## PAGE TEXT
---

The inverted repeat-lacking clade (IRLC) is a monophyletic clade of the flowering plant subfamily Faboideae (or Papilionaceae). Faboideae includes the majority of agriculturally-cultivated legumes. The name of this clade is informal and is not assumed to have any particular taxonomic rank like the names authorized by the ICBN or the ICPN. The clade is characterized by the loss of one of the two 25-kb inverted repeats in the plastid genome that are found in most land plants. It is consistently resolved in molecular phylogenies. The clade is predicted to have diverged from the other legume lineages 39.0±2.4 million years ago (in the Eocene). It includes several large, temperate genera such as Astragalus L., Hedysarum L., Medicago L., Oxytropis DC., Swainsona Salisb., and Trifolium L..

---

Records excerpted from a collection:
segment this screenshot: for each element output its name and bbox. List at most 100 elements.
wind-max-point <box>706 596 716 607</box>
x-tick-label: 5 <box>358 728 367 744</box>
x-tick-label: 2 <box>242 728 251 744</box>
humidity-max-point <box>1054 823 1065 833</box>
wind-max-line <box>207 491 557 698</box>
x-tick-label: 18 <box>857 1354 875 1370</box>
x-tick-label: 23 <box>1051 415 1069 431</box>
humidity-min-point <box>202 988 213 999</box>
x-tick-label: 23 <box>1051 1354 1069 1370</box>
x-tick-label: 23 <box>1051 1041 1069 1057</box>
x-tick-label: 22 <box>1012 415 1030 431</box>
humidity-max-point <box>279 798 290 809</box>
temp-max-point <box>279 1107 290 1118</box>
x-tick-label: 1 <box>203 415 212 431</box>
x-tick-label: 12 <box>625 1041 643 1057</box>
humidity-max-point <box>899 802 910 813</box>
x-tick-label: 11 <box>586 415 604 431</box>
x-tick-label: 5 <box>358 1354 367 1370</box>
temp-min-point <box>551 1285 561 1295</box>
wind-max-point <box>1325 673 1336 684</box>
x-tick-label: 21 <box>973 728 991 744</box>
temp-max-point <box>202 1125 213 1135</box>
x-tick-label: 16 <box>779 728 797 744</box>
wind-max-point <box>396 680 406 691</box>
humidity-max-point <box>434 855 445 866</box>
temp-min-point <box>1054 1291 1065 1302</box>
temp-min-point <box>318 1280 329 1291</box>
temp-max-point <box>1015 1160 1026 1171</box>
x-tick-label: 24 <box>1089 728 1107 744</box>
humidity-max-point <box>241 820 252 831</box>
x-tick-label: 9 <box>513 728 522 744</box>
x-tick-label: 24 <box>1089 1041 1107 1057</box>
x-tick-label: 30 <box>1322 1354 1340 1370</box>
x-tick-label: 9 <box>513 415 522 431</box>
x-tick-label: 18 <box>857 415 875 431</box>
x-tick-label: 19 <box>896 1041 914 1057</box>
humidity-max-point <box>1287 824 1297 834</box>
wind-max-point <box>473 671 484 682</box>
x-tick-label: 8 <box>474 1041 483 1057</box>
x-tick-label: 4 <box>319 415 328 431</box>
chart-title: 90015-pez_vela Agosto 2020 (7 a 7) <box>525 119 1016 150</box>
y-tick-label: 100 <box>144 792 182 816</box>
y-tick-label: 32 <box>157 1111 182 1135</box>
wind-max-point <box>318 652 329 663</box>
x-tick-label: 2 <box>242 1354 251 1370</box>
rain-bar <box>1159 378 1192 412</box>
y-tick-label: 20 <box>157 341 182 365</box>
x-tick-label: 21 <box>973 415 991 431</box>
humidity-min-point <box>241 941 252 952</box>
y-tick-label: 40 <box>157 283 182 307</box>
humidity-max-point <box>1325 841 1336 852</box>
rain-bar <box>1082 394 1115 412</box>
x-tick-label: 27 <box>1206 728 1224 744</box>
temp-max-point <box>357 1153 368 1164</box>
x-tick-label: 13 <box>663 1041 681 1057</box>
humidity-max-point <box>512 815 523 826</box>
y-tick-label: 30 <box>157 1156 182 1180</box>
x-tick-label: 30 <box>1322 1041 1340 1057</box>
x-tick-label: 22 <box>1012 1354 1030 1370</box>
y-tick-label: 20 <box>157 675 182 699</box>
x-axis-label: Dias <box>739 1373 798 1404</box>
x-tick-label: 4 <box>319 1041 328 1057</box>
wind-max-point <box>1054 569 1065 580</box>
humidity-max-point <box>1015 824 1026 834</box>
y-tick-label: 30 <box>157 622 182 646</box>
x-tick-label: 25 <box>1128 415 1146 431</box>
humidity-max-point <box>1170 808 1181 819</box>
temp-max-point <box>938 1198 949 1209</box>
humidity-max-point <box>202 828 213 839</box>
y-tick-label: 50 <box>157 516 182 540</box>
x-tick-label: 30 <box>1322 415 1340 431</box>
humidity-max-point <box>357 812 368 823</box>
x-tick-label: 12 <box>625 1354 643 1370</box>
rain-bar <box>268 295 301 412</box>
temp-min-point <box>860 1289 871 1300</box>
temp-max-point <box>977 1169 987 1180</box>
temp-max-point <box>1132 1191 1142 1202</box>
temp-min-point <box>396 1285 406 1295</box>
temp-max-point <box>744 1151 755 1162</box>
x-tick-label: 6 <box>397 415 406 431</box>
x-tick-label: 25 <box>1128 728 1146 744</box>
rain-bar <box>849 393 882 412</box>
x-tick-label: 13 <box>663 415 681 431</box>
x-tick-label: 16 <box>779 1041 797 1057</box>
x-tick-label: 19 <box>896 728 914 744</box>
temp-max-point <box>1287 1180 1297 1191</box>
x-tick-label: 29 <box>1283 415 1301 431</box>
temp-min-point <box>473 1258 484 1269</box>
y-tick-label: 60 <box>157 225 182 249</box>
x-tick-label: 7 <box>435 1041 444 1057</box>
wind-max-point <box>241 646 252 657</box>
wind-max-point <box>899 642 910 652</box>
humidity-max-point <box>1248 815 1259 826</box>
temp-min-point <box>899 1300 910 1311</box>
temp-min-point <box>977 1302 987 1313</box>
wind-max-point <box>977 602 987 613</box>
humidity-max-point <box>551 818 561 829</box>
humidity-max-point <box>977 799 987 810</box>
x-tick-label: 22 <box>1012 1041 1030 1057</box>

---

## DIRECTIONS
A. Reproduce verbatim the stretch of the IRLC passage from "The inverted repeat-lacking" through "and Trifolium L..".
B. According to the IRLC passage, when is the clade predicted to have diverged from the other legume lineages?
C. Indicate whether each statement agrees with the IRLC passage, answering yes or no and quoting the words that decide it: (i) The clade's name carries a formal taxonomic rank authorized by the ICBN. (ii) The clade has lost one of the two 25-kb inverted repeats in the plastid genome. (iii) Trifolium is among the genera the clade includes.

## ANSWERS
A.
The inverted repeat-lacking clade (IRLC) is a monophyletic clade of the flowering plant subfamily Faboideae (or Papilionaceae). Faboideae includes the majority of agriculturally-cultivated legumes. The name of this clade is informal and is not assumed to have any particular taxonomic rank like the names authorized by the ICBN or the ICPN. The clade is characterized by the loss of one of the two 25-kb inverted repeats in the plastid genome that are found in most land plants. It is consistently resolved in molecular phylogenies. The clade is predicted to have diverged from the other legume lineages 39.0±2.4 million years ago (in the Eocene). It includes several large, temperate genera such as Astragalus L., Hedysarum L., Medicago L., Oxytropis DC., Swainsona Salisb., and Trifolium L..

B. 39.0±2.4 million years ago, in the Eocene.

C.
(i) No: "The name of this clade is informal and is not assumed to have any particular taxonomic rank like the names authorized by the ICBN or the ICPN."
(ii) Yes: "The clade is characterized by the loss of one of the two 25-kb inverted repeats in the plastid genome"
(iii) Yes: "It includes several large, temperate genera such as Astragalus L., Hedysarum L., Medicago L., Oxytropis DC., Swainsona Salisb., and Trifolium L."